---------- Records shown ----------
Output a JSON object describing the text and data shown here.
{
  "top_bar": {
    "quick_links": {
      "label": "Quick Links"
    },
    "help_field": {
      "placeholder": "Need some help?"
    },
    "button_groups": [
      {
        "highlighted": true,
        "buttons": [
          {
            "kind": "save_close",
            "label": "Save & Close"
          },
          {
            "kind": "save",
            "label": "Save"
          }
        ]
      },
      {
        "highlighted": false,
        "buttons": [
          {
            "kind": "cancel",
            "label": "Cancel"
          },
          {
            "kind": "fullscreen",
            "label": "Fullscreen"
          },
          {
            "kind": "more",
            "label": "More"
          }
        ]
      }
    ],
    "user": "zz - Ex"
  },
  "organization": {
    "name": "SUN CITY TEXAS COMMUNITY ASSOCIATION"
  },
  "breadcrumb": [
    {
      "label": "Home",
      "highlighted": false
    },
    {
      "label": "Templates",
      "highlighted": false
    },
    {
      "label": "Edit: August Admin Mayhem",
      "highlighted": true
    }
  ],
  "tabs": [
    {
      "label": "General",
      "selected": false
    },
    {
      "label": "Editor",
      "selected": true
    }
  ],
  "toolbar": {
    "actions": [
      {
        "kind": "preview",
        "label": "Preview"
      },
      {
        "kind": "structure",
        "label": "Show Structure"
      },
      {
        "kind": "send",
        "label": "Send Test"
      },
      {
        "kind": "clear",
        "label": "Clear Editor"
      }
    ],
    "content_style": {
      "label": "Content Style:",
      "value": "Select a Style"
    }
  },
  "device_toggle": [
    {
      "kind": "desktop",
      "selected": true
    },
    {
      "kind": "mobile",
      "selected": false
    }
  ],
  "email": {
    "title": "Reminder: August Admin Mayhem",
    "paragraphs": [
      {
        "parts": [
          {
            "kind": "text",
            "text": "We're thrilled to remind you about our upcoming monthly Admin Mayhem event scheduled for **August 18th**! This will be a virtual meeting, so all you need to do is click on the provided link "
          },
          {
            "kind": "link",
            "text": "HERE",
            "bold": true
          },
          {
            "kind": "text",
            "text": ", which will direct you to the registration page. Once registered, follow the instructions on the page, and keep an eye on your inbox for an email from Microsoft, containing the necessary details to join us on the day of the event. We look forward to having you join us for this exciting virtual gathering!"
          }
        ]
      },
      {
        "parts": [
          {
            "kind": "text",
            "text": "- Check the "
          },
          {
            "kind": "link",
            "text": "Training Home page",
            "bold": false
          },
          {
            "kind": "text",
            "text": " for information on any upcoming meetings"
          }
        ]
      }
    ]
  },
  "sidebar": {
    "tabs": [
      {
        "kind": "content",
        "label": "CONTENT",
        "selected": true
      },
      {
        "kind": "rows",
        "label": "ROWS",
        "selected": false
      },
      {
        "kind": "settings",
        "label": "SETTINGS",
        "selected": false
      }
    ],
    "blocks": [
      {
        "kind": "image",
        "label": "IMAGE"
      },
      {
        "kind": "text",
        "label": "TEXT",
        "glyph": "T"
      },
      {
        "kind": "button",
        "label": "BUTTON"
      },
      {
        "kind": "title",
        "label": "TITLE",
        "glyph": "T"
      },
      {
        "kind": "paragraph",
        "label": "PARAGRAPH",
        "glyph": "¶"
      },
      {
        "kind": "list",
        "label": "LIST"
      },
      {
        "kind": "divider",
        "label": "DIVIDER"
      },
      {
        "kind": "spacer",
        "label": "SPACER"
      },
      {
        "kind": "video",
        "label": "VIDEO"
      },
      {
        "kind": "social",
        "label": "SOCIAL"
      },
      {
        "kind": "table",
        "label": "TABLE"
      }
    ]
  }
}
----------
_Short task_.
Write down the full listing again, exactly.

_Full answer_.
Output a JSON object describing the text and data shown here.
{
  "top_bar": {
    "quick_links": {
      "label": "Quick Links"
    },
    "help_field": {
      "placeholder": "Need some help?"
    },
    "button_groups": [
      {
        "highlighted": true,
        "buttons": [
          {
            "kind": "save_close",
            "label": "Save & Close"
          },
          {
            "kind": "save",
            "label": "Save"
          }
        ]
      },
      {
        "highlighted": false,
        "buttons": [
          {
            "kind": "cancel",
            "label": "Cancel"
          },
          {
            "kind": "fullscreen",
            "label": "Fullscreen"
          },
          {
            "kind": "more",
            "label": "More"
          }
        ]
      }
    ],
    "user": "zz - Ex"
  },
  "organization": {
    "name": "SUN CITY TEXAS COMMUNITY ASSOCIATION"
  },
  "breadcrumb": [
    {
      "label": "Home",
      "highlighted": false
    },
    {
      "label": "Templates",
      "highlighted": false
    },
    {
      "label": "Edit: August Admin Mayhem",
      "highlighted": true
    }
  ],
  "tabs": [
    {
      "label": "General",
      "selected": false
    },
    {
      "label": "Editor",
      "selected": true
    }
  ],
  "toolbar": {
    "actions": [
      {
        "kind": "preview",
        "label": "Preview"
      },
      {
        "kind": "structure",
        "label": "Show Structure"
      },
      {
        "kind": "send",
        "label": "Send Test"
      },
      {
        "kind": "clear",
        "label": "Clear Editor"
      }
    ],
    "content_style": {
      "label": "Content Style:",
      "value": "Select a Style"
    }
  },
  "device_toggle": [
    {
      "kind": "desktop",
      "selected": true
    },
    {
      "kind": "mobile",
      "selected": false
    }
  ],
  "email": {
    "title": "Reminder: August Admin Mayhem",
    "paragraphs": [
      {
        "parts": [
          {
            "kind": "text",
            "text": "We're thrilled to remind you about our upcoming monthly Admin Mayhem event scheduled for **August 18th**! This will be a virtual meeting, so all you need to do is click on the provided link "
          },
          {
            "kind": "link",
            "text": "HERE",
            "bold": true
          },
          {
            "kind": "text",
            "text": ", which will direct you to the registration page. Once registered, follow the instructions on the page, and keep an eye on your inbox for an email from Microsoft, containing the necessary details to join us on the day of the event. We look forward to having you join us for this exciting virtual gathering!"
          }
        ]
      },
      {
        "parts": [
          {
            "kind": "text",
            "text": "- Check the "
          },
          {
            "kind": "link",
            "text": "Training Home page",
            "bold": false
          },
          {
            "kind": "text",
            "text": " for information on any upcoming meetings"
          }
        ]
      }
    ]
  },
  "sidebar": {
    "tabs": [
      {
        "kind": "content",
        "label": "CONTENT",
        "selected": true
      },
      {
        "kind": "rows",
        "label": "ROWS",
        "selected": false
      },
      {
        "kind": "settings",
        "label": "SETTINGS",
        "selected": false
      }
    ],
    "blocks": [
      {
        "kind": "image",
        "label": "IMAGE"
      },
      {
        "kind": "text",
        "label": "TEXT",
        "glyph": "T"
      },
      {
        "kind": "button",
        "label": "BUTTON"
      },
      {
        "kind": "title",
        "label": "TITLE",
        "glyph": "T"
      },
      {
        "kind": "paragraph",
        "label": "PARAGRAPH",
        "glyph": "¶"
      },
      {
        "kind": "list",
        "label": "LIST"
      },
      {
        "kind": "divider",
        "label": "DIVIDER"
      },
      {
        "kind": "spacer",
        "label": "SPACER"
      },
      {
        "kind": "video",
        "label": "VIDEO"
      },
      {
        "kind": "social",
        "label": "SOCIAL"
      },
      {
        "kind": "table",
        "label": "TABLE"
      }
    ]
  }
}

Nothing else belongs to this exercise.